MATERIAL SHOWN
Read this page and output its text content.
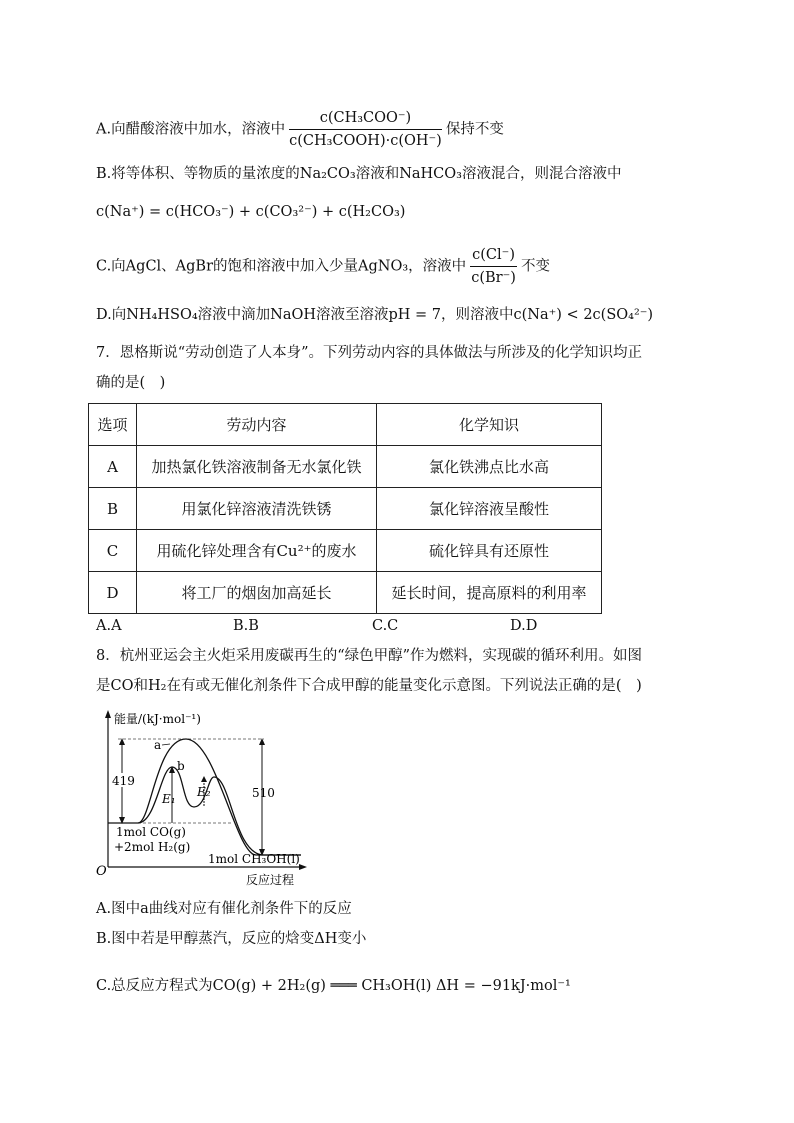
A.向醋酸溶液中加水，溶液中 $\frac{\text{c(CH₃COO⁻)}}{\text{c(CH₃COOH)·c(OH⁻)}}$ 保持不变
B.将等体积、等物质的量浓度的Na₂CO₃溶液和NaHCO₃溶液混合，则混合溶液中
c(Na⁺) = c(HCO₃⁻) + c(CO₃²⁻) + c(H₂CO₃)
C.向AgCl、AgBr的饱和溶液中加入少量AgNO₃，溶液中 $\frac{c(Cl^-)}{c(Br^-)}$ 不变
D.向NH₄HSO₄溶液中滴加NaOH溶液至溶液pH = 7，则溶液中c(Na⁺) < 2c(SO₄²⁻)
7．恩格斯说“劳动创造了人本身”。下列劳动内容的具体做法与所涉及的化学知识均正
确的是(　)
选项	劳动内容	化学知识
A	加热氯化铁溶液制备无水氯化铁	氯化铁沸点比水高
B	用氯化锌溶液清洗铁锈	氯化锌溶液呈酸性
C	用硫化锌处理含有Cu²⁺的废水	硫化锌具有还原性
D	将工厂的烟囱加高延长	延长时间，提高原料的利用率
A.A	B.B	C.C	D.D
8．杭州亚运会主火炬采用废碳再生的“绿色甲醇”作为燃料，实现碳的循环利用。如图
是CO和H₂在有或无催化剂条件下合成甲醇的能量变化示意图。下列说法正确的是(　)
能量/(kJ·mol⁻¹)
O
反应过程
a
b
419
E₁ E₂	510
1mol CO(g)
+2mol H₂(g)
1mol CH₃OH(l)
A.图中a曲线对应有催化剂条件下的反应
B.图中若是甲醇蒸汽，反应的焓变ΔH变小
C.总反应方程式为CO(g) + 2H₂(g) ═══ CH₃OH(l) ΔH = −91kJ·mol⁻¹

PROBLEM REQUIREMENTS
Every record is to be reproduced exactly, with no pictures included.

RESPONSE TO THIS EXERCISE
Read this page and output its text content.
A.向醋酸溶液中加水，溶液中 $\frac{\text{c(CH₃COO⁻)}}{\text{c(CH₃COOH)·c(OH⁻)}}$ 保持不变
B.将等体积、等物质的量浓度的Na₂CO₃溶液和NaHCO₃溶液混合，则混合溶液中
c(Na⁺) = c(HCO₃⁻) + c(CO₃²⁻) + c(H₂CO₃)
C.向AgCl、AgBr的饱和溶液中加入少量AgNO₃，溶液中 $\frac{c(Cl^-)}{c(Br^-)}$ 不变
D.向NH₄HSO₄溶液中滴加NaOH溶液至溶液pH = 7，则溶液中c(Na⁺) < 2c(SO₄²⁻)
7．恩格斯说“劳动创造了人本身”。下列劳动内容的具体做法与所涉及的化学知识均正
确的是(　)
选项	劳动内容	化学知识
A	加热氯化铁溶液制备无水氯化铁	氯化铁沸点比水高
B	用氯化锌溶液清洗铁锈	氯化锌溶液呈酸性
C	用硫化锌处理含有Cu²⁺的废水	硫化锌具有还原性
D	将工厂的烟囱加高延长	延长时间，提高原料的利用率
A.A	B.B	C.C	D.D
8．杭州亚运会主火炬采用废碳再生的“绿色甲醇”作为燃料，实现碳的循环利用。如图
是CO和H₂在有或无催化剂条件下合成甲醇的能量变化示意图。下列说法正确的是(　)
能量/(kJ·mol⁻¹)
O
反应过程
a
b
419
E₁ E₂	510
1mol CO(g)
+2mol H₂(g)
1mol CH₃OH(l)
A.图中a曲线对应有催化剂条件下的反应
B.图中若是甲醇蒸汽，反应的焓变ΔH变小
C.总反应方程式为CO(g) + 2H₂(g) ═══ CH₃OH(l) ΔH = −91kJ·mol⁻¹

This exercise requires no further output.